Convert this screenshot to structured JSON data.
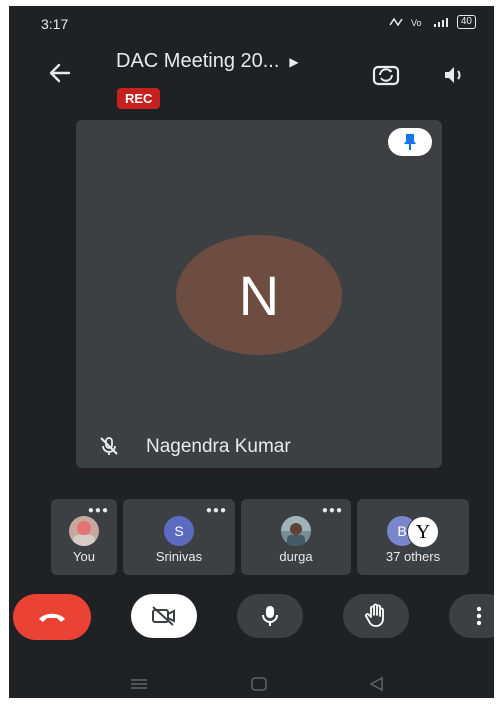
{
  "status": {
    "time": "3:17",
    "icons": "⋯✧ Vo ⁴ᴳ ▌",
    "battery": "40"
  },
  "header": {
    "title": "DAC Meeting 20...",
    "rec_label": "REC"
  },
  "main_tile": {
    "initial": "N",
    "name": "Nagendra Kumar",
    "avatar_color": "#6d4c41",
    "mic_state": "muted"
  },
  "participants": [
    {
      "label": "You",
      "avatar": "",
      "color": "#c7a8a0"
    },
    {
      "label": "Srinivas",
      "avatar": "S",
      "color": "#5c6bc0"
    },
    {
      "label": "durga",
      "avatar": "",
      "color": "#7a8f95"
    },
    {
      "label": "37 others",
      "avatar": "B",
      "avatar2": "Y",
      "color": "#7986cb"
    }
  ],
  "controls": {
    "end_call_color": "#ea4335",
    "camera_state": "off",
    "buttons": [
      "end-call-icon",
      "camera-off-icon",
      "microphone-icon",
      "raise-hand-icon",
      "more-options-icon"
    ]
  },
  "colors": {
    "background": "#202124",
    "tile": "#3c4043",
    "rec": "#c5221f"
  }
}
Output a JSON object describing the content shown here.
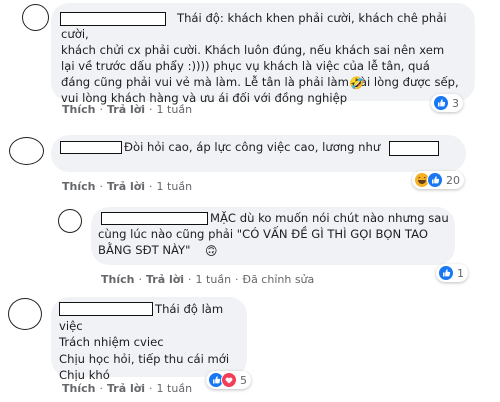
{
  "colors": {
    "bubble": "#f0f2f5",
    "like": "#1877f2",
    "haha": "#f7b125",
    "love": "#f33e58",
    "muted": "#65676b"
  },
  "comments": [
    {
      "text": "Thái độ: khách khen phải cười, khách chê phải cười,\nkhách chửi cx phải cười. Khách luôn đúng, nếu khách sai nên xem\nlại về trước dấu phẩy :)))) phục vụ khách là việc của lễ tân, quá\nđáng cũng phải vui vẻ mà làm. Lễ tân là phải làm hài lòng được sếp,\nvui lòng khách hàng và ưu ái đối với đồng nghiệp",
      "emoji": "🤣",
      "like_label": "Thích",
      "reply_label": "Trả lời",
      "time": "1 tuần",
      "reactions": [
        "like-icon"
      ],
      "reaction_count": "3"
    },
    {
      "text": "Đòi hỏi cao, áp lực công việc cao, lương như",
      "like_label": "Thích",
      "reply_label": "Trả lời",
      "time": "1 tuần",
      "reactions": [
        "haha-icon",
        "like-icon"
      ],
      "reaction_count": "20"
    },
    {
      "text": "MẶC dù ko muốn nói chút nào nhưng sau\ncùng lúc nào cũng phải \"CÓ VẤN ĐỀ GÌ THÌ GỌI BỌN TAO\nBẰNG SĐT NÀY\"",
      "emoji": "🙃",
      "like_label": "Thích",
      "reply_label": "Trả lời",
      "time": "1 tuần",
      "edited": "Đã chỉnh sửa",
      "reactions": [
        "like-icon"
      ],
      "reaction_count": "1"
    },
    {
      "text": "Thái độ làm việc\nTrách nhiệm cviec\nChịu học hỏi, tiếp thu cái mới\nChịu khó",
      "like_label": "Thích",
      "reply_label": "Trả lời",
      "time": "1 tuần",
      "reactions": [
        "like-icon",
        "love-icon"
      ],
      "reaction_count": "5"
    }
  ]
}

----

Copy the records above exactly, omitting every picture.

# The answer:
Convert this screenshot to structured JSON data.
{
  "status": {
    "time": "3:17",
    "icons": "⋯✧ Vo ⁴ᴳ ▌",
    "battery": "40"
  },
  "header": {
    "title": "DAC Meeting 20...",
    "rec_label": "REC"
  },
  "main_tile": {
    "initial": "N",
    "name": "Nagendra Kumar",
    "avatar_color": "#6d4c41",
    "mic_state": "muted"
  },
  "participants": [
    {
      "label": "You",
      "avatar": "",
      "color": "#c7a8a0"
    },
    {
      "label": "Srinivas",
      "avatar": "S",
      "color": "#5c6bc0"
    },
    {
      "label": "durga",
      "avatar": "",
      "color": "#7a8f95"
    },
    {
      "label": "37 others",
      "avatar": "B",
      "avatar2": "Y",
      "color": "#7986cb"
    }
  ],
  "controls": {
    "end_call_color": "#ea4335",
    "camera_state": "off",
    "buttons": [
      "end-call-icon",
      "camera-off-icon",
      "microphone-icon",
      "raise-hand-icon",
      "more-options-icon"
    ]
  },
  "colors": {
    "background": "#202124",
    "tile": "#3c4043",
    "rec": "#c5221f"
  }
}
Output a JSON object describing the content shown here.
{
  "colors": {
    "bubble": "#f0f2f5",
    "like": "#1877f2",
    "haha": "#f7b125",
    "love": "#f33e58",
    "muted": "#65676b"
  },
  "comments": [
    {
      "text": "Thái độ: khách khen phải cười, khách chê phải cười,\nkhách chửi cx phải cười. Khách luôn đúng, nếu khách sai nên xem\nlại về trước dấu phẩy :)))) phục vụ khách là việc của lễ tân, quá\nđáng cũng phải vui vẻ mà làm. Lễ tân là phải làm hài lòng được sếp,\nvui lòng khách hàng và ưu ái đối với đồng nghiệp",
      "emoji": "🤣",
      "like_label": "Thích",
      "reply_label": "Trả lời",
      "time": "1 tuần",
      "reactions": [
        "like-icon"
      ],
      "reaction_count": "3"
    },
    {
      "text": "Đòi hỏi cao, áp lực công việc cao, lương như",
      "like_label": "Thích",
      "reply_label": "Trả lời",
      "time": "1 tuần",
      "reactions": [
        "haha-icon",
        "like-icon"
      ],
      "reaction_count": "20"
    },
    {
      "text": "MẶC dù ko muốn nói chút nào nhưng sau\ncùng lúc nào cũng phải \"CÓ VẤN ĐỀ GÌ THÌ GỌI BỌN TAO\nBẰNG SĐT NÀY\"",
      "emoji": "🙃",
      "like_label": "Thích",
      "reply_label": "Trả lời",
      "time": "1 tuần",
      "edited": "Đã chỉnh sửa",
      "reactions": [
        "like-icon"
      ],
      "reaction_count": "1"
    },
    {
      "text": "Thái độ làm việc\nTrách nhiệm cviec\nChịu học hỏi, tiếp thu cái mới\nChịu khó",
      "like_label": "Thích",
      "reply_label": "Trả lời",
      "time": "1 tuần",
      "reactions": [
        "like-icon",
        "love-icon"
      ],
      "reaction_count": "5"
    }
  ]
}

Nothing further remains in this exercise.